§ **THE REQUEST**
Print each line exactly as it is given.

(Data records)

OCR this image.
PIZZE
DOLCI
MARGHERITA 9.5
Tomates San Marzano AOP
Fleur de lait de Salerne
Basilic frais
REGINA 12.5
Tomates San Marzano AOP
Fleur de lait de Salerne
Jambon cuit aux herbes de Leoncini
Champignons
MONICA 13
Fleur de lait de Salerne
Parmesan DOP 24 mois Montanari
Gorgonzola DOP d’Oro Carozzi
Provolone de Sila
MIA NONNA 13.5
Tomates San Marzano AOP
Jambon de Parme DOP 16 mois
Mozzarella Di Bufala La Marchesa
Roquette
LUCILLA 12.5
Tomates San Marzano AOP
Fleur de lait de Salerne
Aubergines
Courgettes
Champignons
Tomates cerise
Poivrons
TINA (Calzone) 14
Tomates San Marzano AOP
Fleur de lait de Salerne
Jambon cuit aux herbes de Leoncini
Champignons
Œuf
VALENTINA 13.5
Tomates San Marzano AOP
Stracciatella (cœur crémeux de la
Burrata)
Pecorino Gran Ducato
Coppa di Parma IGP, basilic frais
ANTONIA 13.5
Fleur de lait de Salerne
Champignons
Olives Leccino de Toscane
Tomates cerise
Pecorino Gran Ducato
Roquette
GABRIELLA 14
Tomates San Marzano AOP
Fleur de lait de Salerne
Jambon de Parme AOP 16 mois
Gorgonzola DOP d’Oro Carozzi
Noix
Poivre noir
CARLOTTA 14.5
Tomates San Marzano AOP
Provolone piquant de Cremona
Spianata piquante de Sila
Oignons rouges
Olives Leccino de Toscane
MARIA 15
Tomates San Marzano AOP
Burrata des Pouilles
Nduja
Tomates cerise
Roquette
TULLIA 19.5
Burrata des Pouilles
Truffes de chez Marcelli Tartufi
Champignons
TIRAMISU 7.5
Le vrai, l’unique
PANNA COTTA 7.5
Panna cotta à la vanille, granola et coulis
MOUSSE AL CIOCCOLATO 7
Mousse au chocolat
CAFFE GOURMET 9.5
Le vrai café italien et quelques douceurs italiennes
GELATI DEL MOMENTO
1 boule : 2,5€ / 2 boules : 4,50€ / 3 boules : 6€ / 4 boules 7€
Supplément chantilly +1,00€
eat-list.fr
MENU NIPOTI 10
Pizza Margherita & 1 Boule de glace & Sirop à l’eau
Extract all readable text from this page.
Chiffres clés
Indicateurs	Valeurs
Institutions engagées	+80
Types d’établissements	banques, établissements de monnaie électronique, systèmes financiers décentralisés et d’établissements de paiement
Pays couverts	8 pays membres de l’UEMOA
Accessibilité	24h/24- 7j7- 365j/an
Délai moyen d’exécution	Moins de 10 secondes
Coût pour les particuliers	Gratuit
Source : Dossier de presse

§ **EXERCISE OUTPUT**
OCR this image.
PIZZE
DOLCI
MARGHERITA 9.5
Tomates San Marzano AOP
Fleur de lait de Salerne
Basilic frais
REGINA 12.5
Tomates San Marzano AOP
Fleur de lait de Salerne
Jambon cuit aux herbes de Leoncini
Champignons
MONICA 13
Fleur de lait de Salerne
Parmesan DOP 24 mois Montanari
Gorgonzola DOP d’Oro Carozzi
Provolone de Sila
MIA NONNA 13.5
Tomates San Marzano AOP
Jambon de Parme DOP 16 mois
Mozzarella Di Bufala La Marchesa
Roquette
LUCILLA 12.5
Tomates San Marzano AOP
Fleur de lait de Salerne
Aubergines
Courgettes
Champignons
Tomates cerise
Poivrons
TINA (Calzone) 14
Tomates San Marzano AOP
Fleur de lait de Salerne
Jambon cuit aux herbes de Leoncini
Champignons
Œuf
VALENTINA 13.5
Tomates San Marzano AOP
Stracciatella (cœur crémeux de la
Burrata)
Pecorino Gran Ducato
Coppa di Parma IGP, basilic frais
ANTONIA 13.5
Fleur de lait de Salerne
Champignons
Olives Leccino de Toscane
Tomates cerise
Pecorino Gran Ducato
Roquette
GABRIELLA 14
Tomates San Marzano AOP
Fleur de lait de Salerne
Jambon de Parme AOP 16 mois
Gorgonzola DOP d’Oro Carozzi
Noix
Poivre noir
CARLOTTA 14.5
Tomates San Marzano AOP
Provolone piquant de Cremona
Spianata piquante de Sila
Oignons rouges
Olives Leccino de Toscane
MARIA 15
Tomates San Marzano AOP
Burrata des Pouilles
Nduja
Tomates cerise
Roquette
TULLIA 19.5
Burrata des Pouilles
Truffes de chez Marcelli Tartufi
Champignons
TIRAMISU 7.5
Le vrai, l’unique
PANNA COTTA 7.5
Panna cotta à la vanille, granola et coulis
MOUSSE AL CIOCCOLATO 7
Mousse au chocolat
CAFFE GOURMET 9.5
Le vrai café italien et quelques douceurs italiennes
GELATI DEL MOMENTO
1 boule : 2,5€ / 2 boules : 4,50€ / 3 boules : 6€ / 4 boules 7€
Supplément chantilly +1,00€
eat-list.fr
MENU NIPOTI 10
Pizza Margherita & 1 Boule de glace & Sirop à l’eau
Extract all readable text from this page.
Chiffres clés
Indicateurs	Valeurs
Institutions engagées	+80
Types d’établissements	banques, établissements de monnaie électronique, systèmes financiers décentralisés et d’établissements de paiement
Pays couverts	8 pays membres de l’UEMOA
Accessibilité	24h/24- 7j7- 365j/an
Délai moyen d’exécution	Moins de 10 secondes
Coût pour les particuliers	Gratuit
Source : Dossier de presse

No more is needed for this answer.